**TASK TO CARRY OUT**. Write out every entry exactly as given, but omit the pictures.

[Stored dataset items]
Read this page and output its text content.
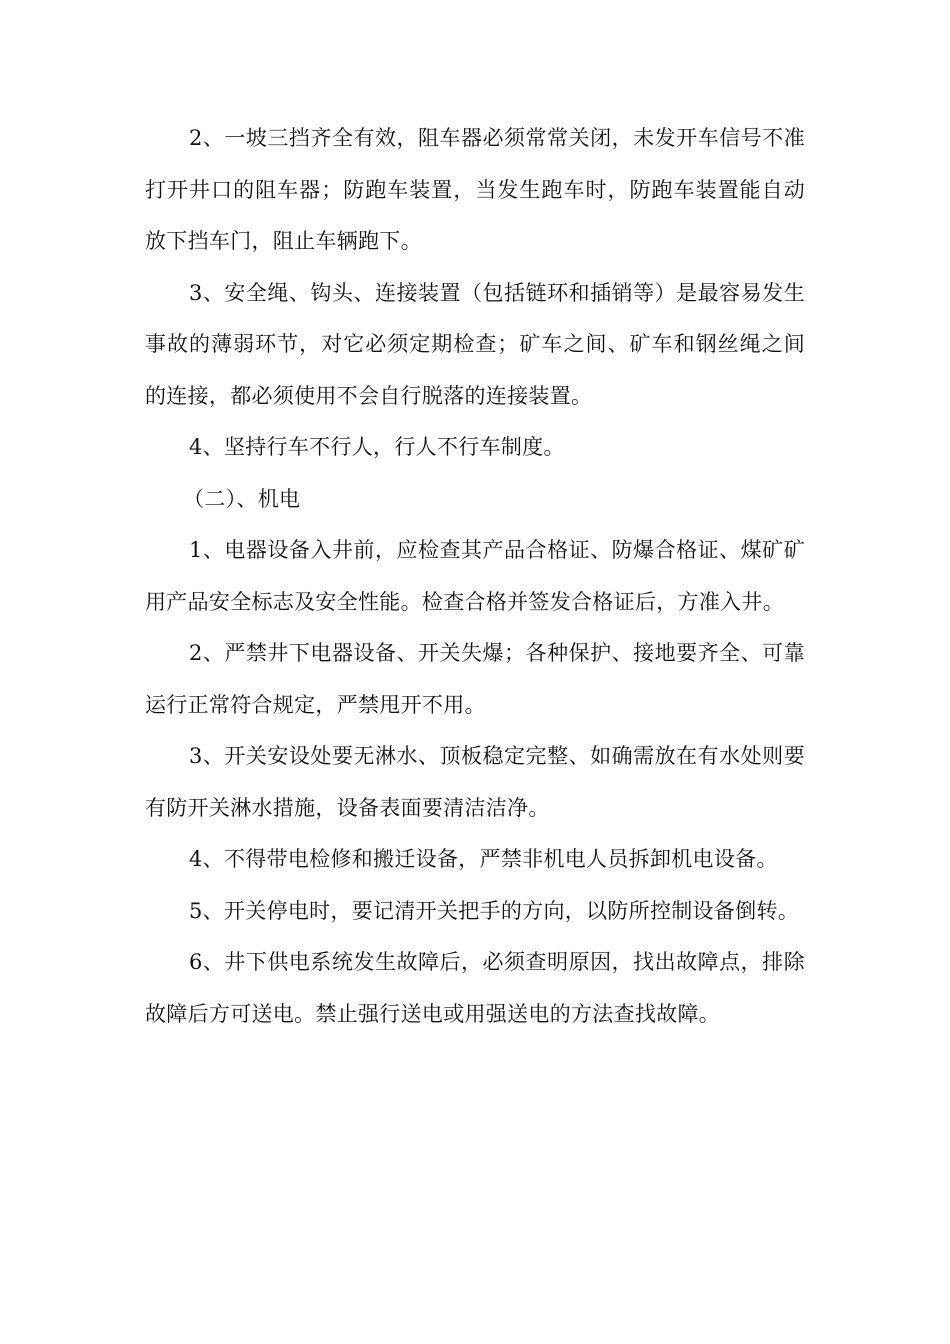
2、一坡三挡齐全有效，阻车器必须常常关闭，未发开车信号不准打开井口的阻车器；防跑车装置，当发生跑车时，防跑车装置能自动放下挡车门，阻止车辆跑下。

3、安全绳、钩头、连接装置（包括链环和插销等）是最容易发生事故的薄弱环节，对它必须定期检查；矿车之间、矿车和钢丝绳之间的连接，都必须使用不会自行脱落的连接装置。

4、坚持行车不行人，行人不行车制度。

（二）、机电

1、电器设备入井前，应检查其产品合格证、防爆合格证、煤矿矿用产品安全标志及安全性能。检查合格并签发合格证后，方准入井。

2、严禁井下电器设备、开关失爆；各种保护、接地要齐全、可靠运行正常符合规定，严禁甩开不用。

3、开关安设处要无淋水、顶板稳定完整、如确需放在有水处则要有防开关淋水措施，设备表面要清洁洁净。

4、不得带电检修和搬迁设备，严禁非机电人员拆卸机电设备。

5、开关停电时，要记清开关把手的方向，以防所控制设备倒转。

6、井下供电系统发生故障后，必须查明原因，找出故障点，排除故障后方可送电。禁止强行送电或用强送电的方法查找故障。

**EXERCISE OUTPUT**.
Read this page and output its text content.
2、一坡三挡齐全有效，阻车器必须常常关闭，未发开车信号不准打开井口的阻车器；防跑车装置，当发生跑车时，防跑车装置能自动放下挡车门，阻止车辆跑下。

3、安全绳、钩头、连接装置（包括链环和插销等）是最容易发生事故的薄弱环节，对它必须定期检查；矿车之间、矿车和钢丝绳之间的连接，都必须使用不会自行脱落的连接装置。

4、坚持行车不行人，行人不行车制度。

（二）、机电

1、电器设备入井前，应检查其产品合格证、防爆合格证、煤矿矿用产品安全标志及安全性能。检查合格并签发合格证后，方准入井。

2、严禁井下电器设备、开关失爆；各种保护、接地要齐全、可靠运行正常符合规定，严禁甩开不用。

3、开关安设处要无淋水、顶板稳定完整、如确需放在有水处则要有防开关淋水措施，设备表面要清洁洁净。

4、不得带电检修和搬迁设备，严禁非机电人员拆卸机电设备。

5、开关停电时，要记清开关把手的方向，以防所控制设备倒转。

6、井下供电系统发生故障后，必须查明原因，找出故障点，排除故障后方可送电。禁止强行送电或用强送电的方法查找故障。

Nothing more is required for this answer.